Looking at the listing, state how many of its lines contain the string "Median". Write only the number.

[Figure dataset records]
== == ==
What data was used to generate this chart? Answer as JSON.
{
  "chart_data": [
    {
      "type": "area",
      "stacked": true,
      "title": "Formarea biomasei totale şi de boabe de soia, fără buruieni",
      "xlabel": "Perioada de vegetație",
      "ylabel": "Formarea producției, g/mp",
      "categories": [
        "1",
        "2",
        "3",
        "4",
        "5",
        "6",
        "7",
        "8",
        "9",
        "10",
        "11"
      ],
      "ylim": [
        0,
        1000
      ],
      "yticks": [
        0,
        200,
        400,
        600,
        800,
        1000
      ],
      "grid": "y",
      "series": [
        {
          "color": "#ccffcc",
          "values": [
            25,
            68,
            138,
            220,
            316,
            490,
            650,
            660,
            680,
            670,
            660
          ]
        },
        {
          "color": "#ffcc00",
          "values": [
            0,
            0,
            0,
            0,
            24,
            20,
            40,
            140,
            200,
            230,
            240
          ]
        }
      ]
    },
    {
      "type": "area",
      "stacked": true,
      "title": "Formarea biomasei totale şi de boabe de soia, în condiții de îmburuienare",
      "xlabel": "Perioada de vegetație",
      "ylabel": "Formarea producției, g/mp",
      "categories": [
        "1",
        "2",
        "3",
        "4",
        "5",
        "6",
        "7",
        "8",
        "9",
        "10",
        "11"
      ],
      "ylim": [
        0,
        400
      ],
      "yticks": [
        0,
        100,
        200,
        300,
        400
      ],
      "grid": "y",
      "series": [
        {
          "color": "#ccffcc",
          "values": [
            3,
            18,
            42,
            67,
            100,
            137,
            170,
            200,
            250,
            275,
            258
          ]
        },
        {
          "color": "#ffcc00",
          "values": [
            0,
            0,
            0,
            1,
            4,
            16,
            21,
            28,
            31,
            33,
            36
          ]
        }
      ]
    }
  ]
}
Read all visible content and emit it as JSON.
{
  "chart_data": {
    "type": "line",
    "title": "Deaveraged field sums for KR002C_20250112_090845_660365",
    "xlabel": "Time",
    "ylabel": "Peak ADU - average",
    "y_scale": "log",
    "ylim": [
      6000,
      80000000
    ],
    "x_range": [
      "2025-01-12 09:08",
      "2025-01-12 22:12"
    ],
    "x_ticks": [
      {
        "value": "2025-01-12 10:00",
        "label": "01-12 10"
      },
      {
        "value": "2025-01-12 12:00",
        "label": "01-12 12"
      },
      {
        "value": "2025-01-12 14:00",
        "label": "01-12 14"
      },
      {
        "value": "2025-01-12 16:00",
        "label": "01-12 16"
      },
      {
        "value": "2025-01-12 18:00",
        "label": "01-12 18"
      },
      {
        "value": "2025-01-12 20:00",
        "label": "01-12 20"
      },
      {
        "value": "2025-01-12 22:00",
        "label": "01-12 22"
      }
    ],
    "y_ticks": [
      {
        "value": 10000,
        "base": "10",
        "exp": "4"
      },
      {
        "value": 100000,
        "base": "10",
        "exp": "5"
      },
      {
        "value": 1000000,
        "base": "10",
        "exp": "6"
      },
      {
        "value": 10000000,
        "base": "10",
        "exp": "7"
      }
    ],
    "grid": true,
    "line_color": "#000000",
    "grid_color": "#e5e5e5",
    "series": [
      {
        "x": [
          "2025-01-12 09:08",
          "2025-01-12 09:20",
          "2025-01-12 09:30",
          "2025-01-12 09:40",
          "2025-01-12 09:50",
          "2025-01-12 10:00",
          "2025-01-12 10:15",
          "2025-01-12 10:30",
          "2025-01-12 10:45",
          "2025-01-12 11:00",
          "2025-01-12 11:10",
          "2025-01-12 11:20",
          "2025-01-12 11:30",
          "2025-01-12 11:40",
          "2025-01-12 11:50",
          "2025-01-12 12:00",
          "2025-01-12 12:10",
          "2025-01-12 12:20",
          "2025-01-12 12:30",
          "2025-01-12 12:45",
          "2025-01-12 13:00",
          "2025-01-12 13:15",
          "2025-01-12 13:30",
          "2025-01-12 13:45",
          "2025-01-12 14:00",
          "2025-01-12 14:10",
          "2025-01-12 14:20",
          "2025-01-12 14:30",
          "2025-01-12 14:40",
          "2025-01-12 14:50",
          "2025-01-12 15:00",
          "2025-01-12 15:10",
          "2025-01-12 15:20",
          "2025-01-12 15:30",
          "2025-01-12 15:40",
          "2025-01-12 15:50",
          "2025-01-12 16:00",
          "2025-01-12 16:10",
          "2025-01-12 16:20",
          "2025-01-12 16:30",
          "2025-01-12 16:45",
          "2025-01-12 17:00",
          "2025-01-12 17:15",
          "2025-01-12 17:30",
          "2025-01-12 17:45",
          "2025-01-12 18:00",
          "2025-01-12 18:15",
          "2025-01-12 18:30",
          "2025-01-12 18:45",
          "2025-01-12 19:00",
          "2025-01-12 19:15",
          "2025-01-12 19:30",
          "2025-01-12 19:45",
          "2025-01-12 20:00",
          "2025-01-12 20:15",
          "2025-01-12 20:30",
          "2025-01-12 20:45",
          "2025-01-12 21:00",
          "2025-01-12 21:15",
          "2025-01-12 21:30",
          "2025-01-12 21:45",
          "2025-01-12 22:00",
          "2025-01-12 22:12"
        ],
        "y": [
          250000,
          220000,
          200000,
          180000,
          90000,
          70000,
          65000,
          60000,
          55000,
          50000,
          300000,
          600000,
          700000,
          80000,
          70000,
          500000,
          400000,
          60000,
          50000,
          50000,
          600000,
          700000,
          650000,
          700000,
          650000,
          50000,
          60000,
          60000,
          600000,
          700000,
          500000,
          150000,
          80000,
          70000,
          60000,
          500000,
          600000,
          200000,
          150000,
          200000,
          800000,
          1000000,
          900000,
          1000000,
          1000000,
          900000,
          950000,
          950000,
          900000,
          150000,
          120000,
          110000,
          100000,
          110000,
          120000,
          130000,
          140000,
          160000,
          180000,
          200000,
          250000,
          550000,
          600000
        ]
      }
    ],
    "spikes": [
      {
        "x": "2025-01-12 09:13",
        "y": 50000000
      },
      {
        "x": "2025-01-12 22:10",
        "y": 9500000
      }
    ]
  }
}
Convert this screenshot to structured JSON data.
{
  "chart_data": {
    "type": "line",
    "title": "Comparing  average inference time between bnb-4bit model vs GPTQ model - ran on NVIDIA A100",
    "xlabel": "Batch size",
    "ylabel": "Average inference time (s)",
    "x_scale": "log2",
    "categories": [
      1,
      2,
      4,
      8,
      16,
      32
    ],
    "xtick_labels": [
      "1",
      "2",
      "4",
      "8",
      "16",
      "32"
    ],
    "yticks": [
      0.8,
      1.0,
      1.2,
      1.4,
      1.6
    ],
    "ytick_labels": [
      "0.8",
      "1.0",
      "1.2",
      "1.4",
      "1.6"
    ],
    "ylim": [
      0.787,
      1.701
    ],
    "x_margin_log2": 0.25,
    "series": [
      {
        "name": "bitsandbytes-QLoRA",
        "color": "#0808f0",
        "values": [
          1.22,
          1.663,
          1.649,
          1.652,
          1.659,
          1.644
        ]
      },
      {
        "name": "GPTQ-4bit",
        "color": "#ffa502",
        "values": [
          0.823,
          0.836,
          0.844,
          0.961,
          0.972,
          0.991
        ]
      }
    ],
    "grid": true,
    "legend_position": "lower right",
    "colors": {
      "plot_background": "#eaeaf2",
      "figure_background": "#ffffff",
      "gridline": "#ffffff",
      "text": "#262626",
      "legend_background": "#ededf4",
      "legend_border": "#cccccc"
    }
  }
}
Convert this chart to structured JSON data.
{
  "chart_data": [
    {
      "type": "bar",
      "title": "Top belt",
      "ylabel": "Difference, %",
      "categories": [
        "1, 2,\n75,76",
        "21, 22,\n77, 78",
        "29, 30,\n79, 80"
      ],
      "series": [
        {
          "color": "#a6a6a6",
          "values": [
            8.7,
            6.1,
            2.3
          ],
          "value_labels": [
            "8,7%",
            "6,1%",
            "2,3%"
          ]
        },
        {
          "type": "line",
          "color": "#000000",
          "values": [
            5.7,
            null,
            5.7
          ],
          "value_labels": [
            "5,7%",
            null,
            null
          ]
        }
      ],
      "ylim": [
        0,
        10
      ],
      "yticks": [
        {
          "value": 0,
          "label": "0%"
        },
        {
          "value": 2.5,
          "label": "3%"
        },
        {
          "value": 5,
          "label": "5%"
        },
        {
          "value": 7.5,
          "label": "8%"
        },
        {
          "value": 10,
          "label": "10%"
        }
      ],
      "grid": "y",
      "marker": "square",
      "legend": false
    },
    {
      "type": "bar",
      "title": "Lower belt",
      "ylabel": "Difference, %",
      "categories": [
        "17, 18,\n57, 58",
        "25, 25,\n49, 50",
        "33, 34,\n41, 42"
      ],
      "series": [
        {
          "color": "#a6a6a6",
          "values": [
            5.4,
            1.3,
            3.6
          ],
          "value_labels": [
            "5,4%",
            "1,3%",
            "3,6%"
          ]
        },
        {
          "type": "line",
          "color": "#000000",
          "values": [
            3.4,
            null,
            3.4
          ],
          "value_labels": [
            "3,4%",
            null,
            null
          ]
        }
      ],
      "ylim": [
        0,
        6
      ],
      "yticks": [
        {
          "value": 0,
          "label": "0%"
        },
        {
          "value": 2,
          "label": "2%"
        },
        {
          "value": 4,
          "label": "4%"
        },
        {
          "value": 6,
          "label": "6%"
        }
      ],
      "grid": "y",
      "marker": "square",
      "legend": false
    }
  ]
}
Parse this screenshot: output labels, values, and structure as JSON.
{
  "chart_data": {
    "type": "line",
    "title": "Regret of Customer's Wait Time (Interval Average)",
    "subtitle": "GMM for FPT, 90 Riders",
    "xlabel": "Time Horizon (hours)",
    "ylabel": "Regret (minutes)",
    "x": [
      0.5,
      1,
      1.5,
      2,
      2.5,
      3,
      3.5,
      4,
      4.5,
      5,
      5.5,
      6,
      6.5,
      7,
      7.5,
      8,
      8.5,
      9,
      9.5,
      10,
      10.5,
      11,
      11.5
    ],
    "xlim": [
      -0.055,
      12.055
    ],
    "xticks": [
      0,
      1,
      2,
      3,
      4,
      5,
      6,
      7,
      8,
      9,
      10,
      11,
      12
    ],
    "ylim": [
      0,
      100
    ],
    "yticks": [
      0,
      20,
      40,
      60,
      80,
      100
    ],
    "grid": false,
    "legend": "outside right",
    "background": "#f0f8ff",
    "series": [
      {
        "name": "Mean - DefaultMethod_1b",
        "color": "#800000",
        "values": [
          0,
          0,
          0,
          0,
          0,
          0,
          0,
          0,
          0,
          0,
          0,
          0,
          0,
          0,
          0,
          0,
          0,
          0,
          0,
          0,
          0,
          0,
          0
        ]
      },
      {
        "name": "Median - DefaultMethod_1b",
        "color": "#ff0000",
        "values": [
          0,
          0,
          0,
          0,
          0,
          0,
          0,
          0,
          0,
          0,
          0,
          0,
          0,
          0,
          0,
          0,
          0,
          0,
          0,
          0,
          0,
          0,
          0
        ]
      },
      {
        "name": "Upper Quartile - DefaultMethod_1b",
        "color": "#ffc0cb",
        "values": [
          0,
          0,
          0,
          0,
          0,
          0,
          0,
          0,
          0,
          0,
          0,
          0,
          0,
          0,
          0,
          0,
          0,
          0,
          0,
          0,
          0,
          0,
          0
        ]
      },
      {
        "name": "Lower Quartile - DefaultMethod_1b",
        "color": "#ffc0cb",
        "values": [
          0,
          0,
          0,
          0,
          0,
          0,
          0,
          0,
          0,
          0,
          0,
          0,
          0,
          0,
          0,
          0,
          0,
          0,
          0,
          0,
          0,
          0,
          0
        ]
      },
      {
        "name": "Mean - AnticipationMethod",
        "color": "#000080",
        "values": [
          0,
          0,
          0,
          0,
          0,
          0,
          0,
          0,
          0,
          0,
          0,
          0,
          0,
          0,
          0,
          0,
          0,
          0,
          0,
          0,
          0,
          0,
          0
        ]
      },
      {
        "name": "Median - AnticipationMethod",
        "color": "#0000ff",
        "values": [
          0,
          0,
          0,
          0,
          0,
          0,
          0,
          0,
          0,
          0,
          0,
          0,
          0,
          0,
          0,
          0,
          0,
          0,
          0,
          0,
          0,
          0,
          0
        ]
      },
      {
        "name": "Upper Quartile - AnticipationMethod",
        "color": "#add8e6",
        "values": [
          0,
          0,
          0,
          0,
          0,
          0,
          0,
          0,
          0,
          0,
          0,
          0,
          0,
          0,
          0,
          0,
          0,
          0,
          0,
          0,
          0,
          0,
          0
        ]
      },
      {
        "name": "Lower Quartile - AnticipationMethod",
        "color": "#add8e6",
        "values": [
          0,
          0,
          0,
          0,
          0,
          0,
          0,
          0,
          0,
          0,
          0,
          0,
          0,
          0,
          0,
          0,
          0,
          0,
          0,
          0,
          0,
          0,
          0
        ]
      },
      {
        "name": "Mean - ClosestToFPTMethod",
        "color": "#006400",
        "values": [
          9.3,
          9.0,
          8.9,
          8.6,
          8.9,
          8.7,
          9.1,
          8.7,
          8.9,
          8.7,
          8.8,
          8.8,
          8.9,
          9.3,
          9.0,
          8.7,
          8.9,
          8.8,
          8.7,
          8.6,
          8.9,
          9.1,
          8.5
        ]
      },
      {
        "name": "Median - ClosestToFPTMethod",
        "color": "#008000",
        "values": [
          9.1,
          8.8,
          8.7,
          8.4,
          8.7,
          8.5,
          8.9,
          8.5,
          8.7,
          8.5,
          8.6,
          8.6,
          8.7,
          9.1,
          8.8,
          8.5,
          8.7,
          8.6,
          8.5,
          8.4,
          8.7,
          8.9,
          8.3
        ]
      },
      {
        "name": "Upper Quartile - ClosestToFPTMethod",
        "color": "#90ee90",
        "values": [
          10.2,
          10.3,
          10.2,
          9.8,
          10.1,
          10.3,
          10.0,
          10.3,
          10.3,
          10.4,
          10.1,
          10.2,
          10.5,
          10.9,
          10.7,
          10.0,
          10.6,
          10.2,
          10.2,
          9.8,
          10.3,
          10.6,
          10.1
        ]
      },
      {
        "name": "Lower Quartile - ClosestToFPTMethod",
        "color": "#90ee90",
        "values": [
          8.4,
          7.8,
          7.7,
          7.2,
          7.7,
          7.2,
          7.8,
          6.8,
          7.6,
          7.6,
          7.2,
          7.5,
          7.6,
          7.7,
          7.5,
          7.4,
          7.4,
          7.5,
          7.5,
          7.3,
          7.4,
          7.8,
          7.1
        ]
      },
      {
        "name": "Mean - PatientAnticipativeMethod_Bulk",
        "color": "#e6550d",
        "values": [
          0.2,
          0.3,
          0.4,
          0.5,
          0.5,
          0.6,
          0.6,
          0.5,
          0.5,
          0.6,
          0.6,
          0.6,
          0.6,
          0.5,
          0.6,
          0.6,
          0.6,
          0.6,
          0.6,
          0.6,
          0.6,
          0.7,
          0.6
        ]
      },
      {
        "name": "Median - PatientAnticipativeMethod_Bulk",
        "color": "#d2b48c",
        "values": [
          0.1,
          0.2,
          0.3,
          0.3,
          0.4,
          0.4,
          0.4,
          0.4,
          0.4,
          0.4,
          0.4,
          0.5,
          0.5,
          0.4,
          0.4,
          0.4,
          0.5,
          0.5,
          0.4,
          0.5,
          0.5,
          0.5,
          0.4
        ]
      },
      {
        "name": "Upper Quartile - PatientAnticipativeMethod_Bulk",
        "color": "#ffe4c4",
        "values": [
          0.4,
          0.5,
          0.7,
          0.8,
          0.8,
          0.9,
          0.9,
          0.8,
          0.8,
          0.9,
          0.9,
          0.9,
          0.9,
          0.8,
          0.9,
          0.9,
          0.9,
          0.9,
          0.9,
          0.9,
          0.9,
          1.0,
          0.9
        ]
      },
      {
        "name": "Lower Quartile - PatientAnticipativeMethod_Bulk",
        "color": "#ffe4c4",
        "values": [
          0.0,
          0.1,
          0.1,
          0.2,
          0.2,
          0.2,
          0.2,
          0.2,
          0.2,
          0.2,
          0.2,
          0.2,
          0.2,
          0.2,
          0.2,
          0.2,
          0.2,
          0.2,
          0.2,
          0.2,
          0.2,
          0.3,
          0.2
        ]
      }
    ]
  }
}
== == ==
Reply:
4